Given exercise = Without further comment, state how many lines in the listing below contain the word "SDTVAR".

[start of Available records]

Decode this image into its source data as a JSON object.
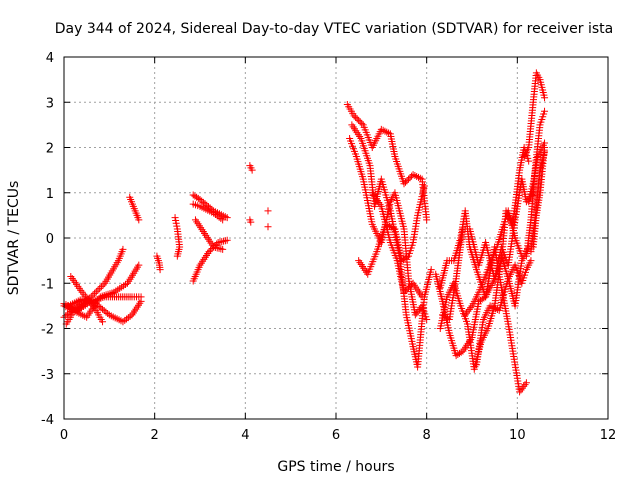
{
  "chart_data": {
    "type": "scatter",
    "title": "Day 344 of 2024, Sidereal Day-to-day VTEC variation (SDTVAR) for receiver ista",
    "xlabel": "GPS time / hours",
    "ylabel": "SDTVAR / TECUs",
    "xlim": [
      0,
      12
    ],
    "ylim": [
      -4,
      4
    ],
    "xticks": [
      0,
      2,
      4,
      6,
      8,
      10,
      12
    ],
    "yticks": [
      -4,
      -3,
      -2,
      -1,
      0,
      1,
      2,
      3,
      4
    ],
    "grid": true,
    "marker": "+",
    "color": "#ff0000",
    "tracks": [
      [
        [
          0.0,
          -1.75
        ],
        [
          0.3,
          -1.5
        ],
        [
          0.6,
          -1.3
        ],
        [
          0.9,
          -1.0
        ],
        [
          1.2,
          -0.5
        ],
        [
          1.3,
          -0.25
        ]
      ],
      [
        [
          0.0,
          -1.45
        ],
        [
          0.3,
          -1.6
        ],
        [
          0.6,
          -1.4
        ],
        [
          0.9,
          -1.3
        ],
        [
          1.2,
          -1.3
        ],
        [
          1.5,
          -1.3
        ],
        [
          1.7,
          -1.3
        ]
      ],
      [
        [
          0.0,
          -1.5
        ],
        [
          0.2,
          -1.6
        ],
        [
          0.5,
          -1.75
        ],
        [
          0.8,
          -1.3
        ],
        [
          1.1,
          -1.2
        ],
        [
          1.4,
          -1.0
        ],
        [
          1.65,
          -0.6
        ]
      ],
      [
        [
          0.1,
          -1.5
        ],
        [
          0.4,
          -1.35
        ],
        [
          0.7,
          -1.45
        ],
        [
          1.0,
          -1.7
        ],
        [
          1.3,
          -1.85
        ],
        [
          1.5,
          -1.7
        ],
        [
          1.7,
          -1.4
        ]
      ],
      [
        [
          0.15,
          -0.85
        ],
        [
          0.4,
          -1.2
        ],
        [
          0.65,
          -1.5
        ],
        [
          0.85,
          -1.85
        ]
      ],
      [
        [
          0.05,
          -1.9
        ],
        [
          0.2,
          -1.65
        ],
        [
          0.4,
          -1.5
        ],
        [
          0.55,
          -1.4
        ]
      ],
      [
        [
          1.45,
          0.9
        ],
        [
          1.55,
          0.65
        ],
        [
          1.65,
          0.4
        ]
      ],
      [
        [
          2.05,
          -0.4
        ],
        [
          2.1,
          -0.55
        ],
        [
          2.12,
          -0.7
        ]
      ],
      [
        [
          2.45,
          0.45
        ],
        [
          2.5,
          0.2
        ],
        [
          2.55,
          -0.2
        ],
        [
          2.5,
          -0.4
        ]
      ],
      [
        [
          2.85,
          0.95
        ],
        [
          3.0,
          0.85
        ],
        [
          3.3,
          0.6
        ],
        [
          3.6,
          0.45
        ]
      ],
      [
        [
          2.85,
          0.75
        ],
        [
          3.0,
          0.7
        ],
        [
          3.3,
          0.55
        ],
        [
          3.5,
          0.4
        ]
      ],
      [
        [
          2.9,
          0.4
        ],
        [
          3.1,
          0.1
        ],
        [
          3.3,
          -0.2
        ],
        [
          3.5,
          -0.25
        ]
      ],
      [
        [
          2.85,
          -0.95
        ],
        [
          3.0,
          -0.6
        ],
        [
          3.2,
          -0.3
        ],
        [
          3.4,
          -0.1
        ],
        [
          3.6,
          -0.05
        ]
      ],
      [
        [
          4.1,
          1.6
        ],
        [
          4.15,
          1.5
        ]
      ],
      [
        [
          4.1,
          0.4
        ],
        [
          4.12,
          0.35
        ]
      ],
      [
        [
          4.5,
          0.6
        ]
      ],
      [
        [
          4.5,
          0.25
        ]
      ],
      [
        [
          6.25,
          2.95
        ],
        [
          6.4,
          2.7
        ],
        [
          6.6,
          2.5
        ],
        [
          6.8,
          2.0
        ],
        [
          7.0,
          2.4
        ],
        [
          7.2,
          2.3
        ],
        [
          7.3,
          1.8
        ],
        [
          7.5,
          1.2
        ],
        [
          7.7,
          1.4
        ],
        [
          7.9,
          1.3
        ],
        [
          8.0,
          0.4
        ]
      ],
      [
        [
          6.3,
          2.2
        ],
        [
          6.45,
          1.8
        ],
        [
          6.6,
          1.3
        ],
        [
          6.8,
          0.3
        ],
        [
          7.0,
          -0.1
        ],
        [
          7.2,
          0.8
        ],
        [
          7.3,
          1.0
        ],
        [
          7.5,
          0.2
        ],
        [
          7.6,
          -0.9
        ],
        [
          7.75,
          -1.7
        ],
        [
          7.9,
          -1.5
        ],
        [
          8.0,
          -1.8
        ]
      ],
      [
        [
          6.35,
          2.5
        ],
        [
          6.55,
          2.2
        ],
        [
          6.75,
          1.6
        ],
        [
          6.85,
          0.7
        ],
        [
          7.0,
          1.3
        ],
        [
          7.2,
          0.6
        ],
        [
          7.4,
          -0.4
        ],
        [
          7.55,
          -1.7
        ],
        [
          7.7,
          -2.4
        ],
        [
          7.8,
          -2.85
        ],
        [
          7.95,
          -1.3
        ],
        [
          8.1,
          -0.7
        ]
      ],
      [
        [
          6.5,
          -0.5
        ],
        [
          6.7,
          -0.8
        ],
        [
          6.9,
          -0.3
        ],
        [
          7.1,
          0.3
        ],
        [
          7.3,
          0.2
        ],
        [
          7.45,
          -0.5
        ],
        [
          7.6,
          -0.4
        ],
        [
          7.7,
          -0.1
        ],
        [
          7.8,
          0.5
        ],
        [
          7.95,
          1.15
        ]
      ],
      [
        [
          6.8,
          1.0
        ],
        [
          7.0,
          0.7
        ],
        [
          7.2,
          -0.1
        ],
        [
          7.35,
          -0.5
        ],
        [
          7.5,
          -1.2
        ],
        [
          7.7,
          -1.0
        ],
        [
          7.9,
          -1.3
        ]
      ],
      [
        [
          8.2,
          -0.8
        ],
        [
          8.35,
          -1.4
        ],
        [
          8.5,
          -2.1
        ],
        [
          8.65,
          -2.6
        ],
        [
          8.8,
          -2.5
        ],
        [
          9.0,
          -2.2
        ],
        [
          9.15,
          -1.4
        ],
        [
          9.3,
          -1.3
        ],
        [
          9.5,
          -0.2
        ],
        [
          9.65,
          -1.1
        ],
        [
          9.8,
          -1.9
        ],
        [
          9.95,
          -2.8
        ],
        [
          10.05,
          -3.4
        ],
        [
          10.2,
          -3.2
        ]
      ],
      [
        [
          8.3,
          -2.0
        ],
        [
          8.45,
          -1.3
        ],
        [
          8.6,
          -1.0
        ],
        [
          8.75,
          -1.5
        ],
        [
          8.9,
          -1.9
        ],
        [
          9.05,
          -2.9
        ],
        [
          9.2,
          -2.3
        ],
        [
          9.35,
          -2.0
        ],
        [
          9.5,
          -1.5
        ],
        [
          9.65,
          -0.4
        ],
        [
          9.8,
          -0.9
        ],
        [
          9.95,
          -1.5
        ],
        [
          10.1,
          -0.5
        ],
        [
          10.25,
          -0.2
        ]
      ],
      [
        [
          8.3,
          -1.1
        ],
        [
          8.45,
          -0.5
        ],
        [
          8.6,
          -0.5
        ],
        [
          8.75,
          0.0
        ],
        [
          8.85,
          0.6
        ],
        [
          8.95,
          -0.2
        ],
        [
          9.1,
          -0.7
        ],
        [
          9.3,
          -1.3
        ],
        [
          9.5,
          -0.9
        ],
        [
          9.65,
          -0.2
        ],
        [
          9.8,
          -0.6
        ],
        [
          9.95,
          0.4
        ],
        [
          10.1,
          1.3
        ],
        [
          10.2,
          0.8
        ],
        [
          10.35,
          1.0
        ]
      ],
      [
        [
          8.35,
          -1.7
        ],
        [
          8.5,
          -1.8
        ],
        [
          8.65,
          -0.9
        ],
        [
          8.8,
          0.2
        ],
        [
          8.95,
          0.2
        ],
        [
          9.15,
          -0.6
        ],
        [
          9.3,
          -0.1
        ],
        [
          9.5,
          -0.9
        ],
        [
          9.65,
          -0.5
        ],
        [
          9.75,
          0.6
        ],
        [
          9.9,
          0.3
        ],
        [
          10.05,
          1.5
        ],
        [
          10.15,
          2.0
        ],
        [
          10.25,
          1.7
        ]
      ],
      [
        [
          8.85,
          -1.7
        ],
        [
          9.0,
          -1.5
        ],
        [
          9.15,
          -1.2
        ],
        [
          9.35,
          -0.7
        ],
        [
          9.55,
          -0.2
        ],
        [
          9.7,
          0.3
        ],
        [
          9.8,
          0.6
        ],
        [
          9.95,
          0.0
        ],
        [
          10.1,
          -0.4
        ]
      ],
      [
        [
          9.1,
          -2.8
        ],
        [
          9.25,
          -1.8
        ],
        [
          9.4,
          -1.5
        ],
        [
          9.6,
          -1.6
        ],
        [
          9.8,
          -0.9
        ],
        [
          9.95,
          -0.6
        ],
        [
          10.1,
          -1.0
        ],
        [
          10.2,
          -0.7
        ],
        [
          10.3,
          -0.5
        ]
      ],
      [
        [
          10.15,
          1.8
        ],
        [
          10.25,
          2.0
        ],
        [
          10.35,
          3.0
        ],
        [
          10.42,
          3.65
        ],
        [
          10.5,
          3.5
        ],
        [
          10.6,
          3.1
        ]
      ],
      [
        [
          10.2,
          -0.4
        ],
        [
          10.3,
          0.4
        ],
        [
          10.4,
          1.6
        ],
        [
          10.5,
          2.5
        ],
        [
          10.6,
          2.8
        ]
      ],
      [
        [
          10.25,
          0.8
        ],
        [
          10.35,
          1.2
        ],
        [
          10.45,
          1.8
        ],
        [
          10.55,
          2.0
        ],
        [
          10.6,
          2.1
        ]
      ],
      [
        [
          10.3,
          -0.3
        ],
        [
          10.4,
          0.5
        ],
        [
          10.5,
          1.5
        ],
        [
          10.6,
          1.9
        ]
      ],
      [
        [
          10.35,
          -0.2
        ],
        [
          10.42,
          0.5
        ],
        [
          10.5,
          1.0
        ],
        [
          10.6,
          2.0
        ]
      ]
    ]
  }
}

[end of Available records]

Response = 2